— Figure record extracts —
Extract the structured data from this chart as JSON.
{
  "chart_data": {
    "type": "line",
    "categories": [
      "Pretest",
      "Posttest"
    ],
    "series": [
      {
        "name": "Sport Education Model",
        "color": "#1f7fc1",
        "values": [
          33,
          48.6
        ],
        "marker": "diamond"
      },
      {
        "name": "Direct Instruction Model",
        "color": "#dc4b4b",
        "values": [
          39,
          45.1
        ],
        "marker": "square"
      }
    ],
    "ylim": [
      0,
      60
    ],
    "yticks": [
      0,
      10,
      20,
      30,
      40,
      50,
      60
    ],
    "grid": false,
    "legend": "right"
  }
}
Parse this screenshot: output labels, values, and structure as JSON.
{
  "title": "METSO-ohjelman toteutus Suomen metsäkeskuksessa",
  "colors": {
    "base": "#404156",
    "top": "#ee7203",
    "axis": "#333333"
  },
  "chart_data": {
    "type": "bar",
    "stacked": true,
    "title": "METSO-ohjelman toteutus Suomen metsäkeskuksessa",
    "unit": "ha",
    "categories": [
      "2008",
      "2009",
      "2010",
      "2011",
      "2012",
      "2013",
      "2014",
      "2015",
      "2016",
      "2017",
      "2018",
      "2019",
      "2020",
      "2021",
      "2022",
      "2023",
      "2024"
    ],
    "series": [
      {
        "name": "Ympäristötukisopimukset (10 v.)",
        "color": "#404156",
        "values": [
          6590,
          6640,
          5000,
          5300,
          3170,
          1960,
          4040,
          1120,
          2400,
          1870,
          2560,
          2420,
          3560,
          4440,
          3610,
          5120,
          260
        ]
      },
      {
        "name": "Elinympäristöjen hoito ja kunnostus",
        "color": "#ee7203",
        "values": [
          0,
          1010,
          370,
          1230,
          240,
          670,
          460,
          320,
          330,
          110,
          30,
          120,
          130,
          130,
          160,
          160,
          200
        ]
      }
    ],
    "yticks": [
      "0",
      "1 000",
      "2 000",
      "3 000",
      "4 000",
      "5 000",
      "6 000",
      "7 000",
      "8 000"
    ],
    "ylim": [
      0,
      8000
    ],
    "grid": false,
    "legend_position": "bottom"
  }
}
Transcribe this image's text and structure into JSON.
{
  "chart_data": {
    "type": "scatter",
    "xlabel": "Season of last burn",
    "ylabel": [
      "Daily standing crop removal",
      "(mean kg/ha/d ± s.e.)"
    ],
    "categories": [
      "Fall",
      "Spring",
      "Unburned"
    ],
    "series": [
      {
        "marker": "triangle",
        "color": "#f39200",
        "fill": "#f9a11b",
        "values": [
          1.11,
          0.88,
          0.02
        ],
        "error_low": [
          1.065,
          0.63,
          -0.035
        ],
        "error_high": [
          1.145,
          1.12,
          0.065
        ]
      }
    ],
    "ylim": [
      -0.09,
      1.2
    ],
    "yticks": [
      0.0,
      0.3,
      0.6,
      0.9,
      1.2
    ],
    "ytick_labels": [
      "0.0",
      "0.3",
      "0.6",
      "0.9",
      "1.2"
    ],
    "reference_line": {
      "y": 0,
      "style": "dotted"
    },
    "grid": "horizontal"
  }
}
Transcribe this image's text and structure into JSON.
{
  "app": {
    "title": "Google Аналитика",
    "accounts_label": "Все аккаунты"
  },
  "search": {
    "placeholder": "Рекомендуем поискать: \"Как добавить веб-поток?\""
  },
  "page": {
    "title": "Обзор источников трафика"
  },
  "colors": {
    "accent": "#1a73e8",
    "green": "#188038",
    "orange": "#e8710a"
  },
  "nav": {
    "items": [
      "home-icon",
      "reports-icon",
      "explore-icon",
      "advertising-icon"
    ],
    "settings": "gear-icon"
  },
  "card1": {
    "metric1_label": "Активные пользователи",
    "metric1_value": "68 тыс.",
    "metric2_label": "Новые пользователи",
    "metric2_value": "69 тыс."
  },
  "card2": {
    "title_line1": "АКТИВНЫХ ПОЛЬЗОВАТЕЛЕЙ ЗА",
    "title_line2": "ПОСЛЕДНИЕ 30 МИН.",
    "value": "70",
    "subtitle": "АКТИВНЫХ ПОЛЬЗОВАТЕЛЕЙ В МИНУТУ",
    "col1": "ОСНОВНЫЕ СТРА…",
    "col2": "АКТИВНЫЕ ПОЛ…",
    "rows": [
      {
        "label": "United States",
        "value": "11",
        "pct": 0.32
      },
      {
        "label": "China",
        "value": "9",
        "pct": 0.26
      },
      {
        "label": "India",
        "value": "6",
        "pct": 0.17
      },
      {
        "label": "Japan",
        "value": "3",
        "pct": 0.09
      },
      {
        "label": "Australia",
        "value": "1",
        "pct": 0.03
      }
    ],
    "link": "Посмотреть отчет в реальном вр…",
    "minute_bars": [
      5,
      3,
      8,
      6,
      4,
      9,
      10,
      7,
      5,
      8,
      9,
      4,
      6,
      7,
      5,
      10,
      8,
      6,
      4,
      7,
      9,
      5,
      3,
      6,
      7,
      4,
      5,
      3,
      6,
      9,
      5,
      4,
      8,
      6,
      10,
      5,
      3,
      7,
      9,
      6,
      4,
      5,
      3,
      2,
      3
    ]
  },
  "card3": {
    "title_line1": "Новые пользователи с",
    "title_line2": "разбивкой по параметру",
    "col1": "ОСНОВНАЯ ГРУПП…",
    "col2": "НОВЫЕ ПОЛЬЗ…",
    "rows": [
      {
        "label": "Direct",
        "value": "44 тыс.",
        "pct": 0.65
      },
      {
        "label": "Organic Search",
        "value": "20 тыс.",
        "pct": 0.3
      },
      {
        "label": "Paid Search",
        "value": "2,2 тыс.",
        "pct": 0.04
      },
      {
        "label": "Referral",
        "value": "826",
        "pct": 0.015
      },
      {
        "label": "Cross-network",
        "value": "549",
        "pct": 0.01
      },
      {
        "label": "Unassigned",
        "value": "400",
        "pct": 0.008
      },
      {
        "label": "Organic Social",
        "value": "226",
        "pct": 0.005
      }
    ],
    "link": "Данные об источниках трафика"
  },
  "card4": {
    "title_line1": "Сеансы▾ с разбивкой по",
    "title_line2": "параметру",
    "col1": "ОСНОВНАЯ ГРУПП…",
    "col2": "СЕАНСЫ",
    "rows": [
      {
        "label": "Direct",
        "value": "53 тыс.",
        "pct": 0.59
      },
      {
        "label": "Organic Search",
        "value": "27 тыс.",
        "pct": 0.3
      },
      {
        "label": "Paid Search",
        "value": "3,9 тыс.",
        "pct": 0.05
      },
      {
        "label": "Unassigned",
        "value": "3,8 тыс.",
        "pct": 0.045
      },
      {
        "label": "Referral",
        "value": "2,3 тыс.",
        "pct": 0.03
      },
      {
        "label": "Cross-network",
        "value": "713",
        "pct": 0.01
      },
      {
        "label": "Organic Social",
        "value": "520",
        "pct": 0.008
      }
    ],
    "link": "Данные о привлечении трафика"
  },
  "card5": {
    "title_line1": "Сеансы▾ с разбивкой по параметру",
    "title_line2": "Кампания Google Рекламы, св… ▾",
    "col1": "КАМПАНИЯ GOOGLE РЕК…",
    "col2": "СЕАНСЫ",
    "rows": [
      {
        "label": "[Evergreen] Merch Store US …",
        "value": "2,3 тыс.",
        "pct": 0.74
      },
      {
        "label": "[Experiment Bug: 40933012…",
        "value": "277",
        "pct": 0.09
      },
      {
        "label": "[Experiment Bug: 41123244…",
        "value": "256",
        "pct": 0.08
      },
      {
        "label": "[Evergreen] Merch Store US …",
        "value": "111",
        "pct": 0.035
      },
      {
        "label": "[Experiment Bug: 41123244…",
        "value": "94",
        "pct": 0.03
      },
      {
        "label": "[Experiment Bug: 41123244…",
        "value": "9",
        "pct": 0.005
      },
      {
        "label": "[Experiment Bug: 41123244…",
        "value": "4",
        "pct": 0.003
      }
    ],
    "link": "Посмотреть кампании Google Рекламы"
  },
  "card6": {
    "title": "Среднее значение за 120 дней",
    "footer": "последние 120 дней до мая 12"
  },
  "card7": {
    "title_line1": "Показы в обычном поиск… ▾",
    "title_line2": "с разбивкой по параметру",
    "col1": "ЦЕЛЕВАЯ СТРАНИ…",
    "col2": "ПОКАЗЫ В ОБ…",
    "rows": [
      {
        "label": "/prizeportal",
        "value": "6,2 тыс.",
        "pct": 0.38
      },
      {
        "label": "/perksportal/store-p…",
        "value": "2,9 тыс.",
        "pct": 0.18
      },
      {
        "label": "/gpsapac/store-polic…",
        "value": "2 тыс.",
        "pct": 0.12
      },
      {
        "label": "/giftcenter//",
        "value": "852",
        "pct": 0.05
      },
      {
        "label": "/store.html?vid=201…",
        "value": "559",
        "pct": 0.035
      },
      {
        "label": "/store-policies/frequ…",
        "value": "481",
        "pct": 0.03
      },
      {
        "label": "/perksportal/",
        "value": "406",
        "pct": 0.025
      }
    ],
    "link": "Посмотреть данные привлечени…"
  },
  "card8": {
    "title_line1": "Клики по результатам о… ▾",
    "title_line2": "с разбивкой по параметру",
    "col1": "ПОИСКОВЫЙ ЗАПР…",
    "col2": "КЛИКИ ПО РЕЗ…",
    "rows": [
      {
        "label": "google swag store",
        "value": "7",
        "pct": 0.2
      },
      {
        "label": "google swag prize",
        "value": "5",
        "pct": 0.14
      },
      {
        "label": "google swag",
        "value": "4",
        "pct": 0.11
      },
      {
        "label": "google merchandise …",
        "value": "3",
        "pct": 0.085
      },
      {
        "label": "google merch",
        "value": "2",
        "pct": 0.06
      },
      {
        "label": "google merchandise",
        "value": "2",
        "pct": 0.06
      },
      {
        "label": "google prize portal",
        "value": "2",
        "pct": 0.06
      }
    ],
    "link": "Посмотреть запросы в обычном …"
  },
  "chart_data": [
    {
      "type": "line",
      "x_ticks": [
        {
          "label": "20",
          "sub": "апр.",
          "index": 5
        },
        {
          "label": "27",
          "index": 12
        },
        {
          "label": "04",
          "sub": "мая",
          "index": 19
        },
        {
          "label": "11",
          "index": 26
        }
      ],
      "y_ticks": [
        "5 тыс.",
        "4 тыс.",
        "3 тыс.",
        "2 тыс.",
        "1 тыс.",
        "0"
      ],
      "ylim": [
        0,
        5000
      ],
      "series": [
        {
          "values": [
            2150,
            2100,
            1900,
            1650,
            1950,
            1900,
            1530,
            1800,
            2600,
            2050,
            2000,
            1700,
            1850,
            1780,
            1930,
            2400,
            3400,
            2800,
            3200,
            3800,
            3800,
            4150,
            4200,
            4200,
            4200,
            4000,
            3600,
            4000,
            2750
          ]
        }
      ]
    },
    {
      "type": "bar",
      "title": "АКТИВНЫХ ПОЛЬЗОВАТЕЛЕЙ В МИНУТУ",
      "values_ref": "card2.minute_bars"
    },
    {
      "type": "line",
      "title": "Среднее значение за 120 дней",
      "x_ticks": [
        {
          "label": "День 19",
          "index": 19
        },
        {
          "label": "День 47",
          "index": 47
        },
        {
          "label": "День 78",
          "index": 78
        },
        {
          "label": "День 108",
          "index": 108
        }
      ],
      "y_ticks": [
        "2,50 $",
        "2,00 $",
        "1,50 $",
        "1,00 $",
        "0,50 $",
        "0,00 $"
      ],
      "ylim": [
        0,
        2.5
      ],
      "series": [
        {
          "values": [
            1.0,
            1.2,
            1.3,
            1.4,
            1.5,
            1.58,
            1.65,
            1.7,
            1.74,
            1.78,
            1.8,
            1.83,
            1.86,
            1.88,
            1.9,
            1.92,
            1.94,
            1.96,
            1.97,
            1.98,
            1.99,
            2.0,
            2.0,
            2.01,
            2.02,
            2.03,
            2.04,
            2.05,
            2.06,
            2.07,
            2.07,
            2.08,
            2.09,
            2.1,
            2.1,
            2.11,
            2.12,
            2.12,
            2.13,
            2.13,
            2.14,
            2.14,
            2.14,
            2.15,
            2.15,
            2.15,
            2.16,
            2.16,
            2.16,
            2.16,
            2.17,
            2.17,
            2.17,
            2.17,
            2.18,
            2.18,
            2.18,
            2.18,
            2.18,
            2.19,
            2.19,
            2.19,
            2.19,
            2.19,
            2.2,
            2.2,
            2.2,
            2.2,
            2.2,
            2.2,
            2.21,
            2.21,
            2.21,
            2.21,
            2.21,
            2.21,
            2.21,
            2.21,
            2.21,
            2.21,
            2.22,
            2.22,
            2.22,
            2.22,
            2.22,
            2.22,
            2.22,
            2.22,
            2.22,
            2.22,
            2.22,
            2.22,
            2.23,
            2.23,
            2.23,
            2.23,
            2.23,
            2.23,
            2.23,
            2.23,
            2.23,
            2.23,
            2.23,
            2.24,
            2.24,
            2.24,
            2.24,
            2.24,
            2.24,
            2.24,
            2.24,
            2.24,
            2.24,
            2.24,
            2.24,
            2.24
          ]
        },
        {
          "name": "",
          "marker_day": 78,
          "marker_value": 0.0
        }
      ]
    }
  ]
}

— OBJECTIVE —
Copy all lines from the listing that contain "параметру".

— SOLUTION TO THIS PROBLEM —
    "title_line2": "разбивкой по параметру",
    "title_line2": "параметру",
    "title_line1": "Сеансы▾ с разбивкой по параметру",
    "title_line2": "с разбивкой по параметру",
    "title_line2": "с разбивкой по параметру",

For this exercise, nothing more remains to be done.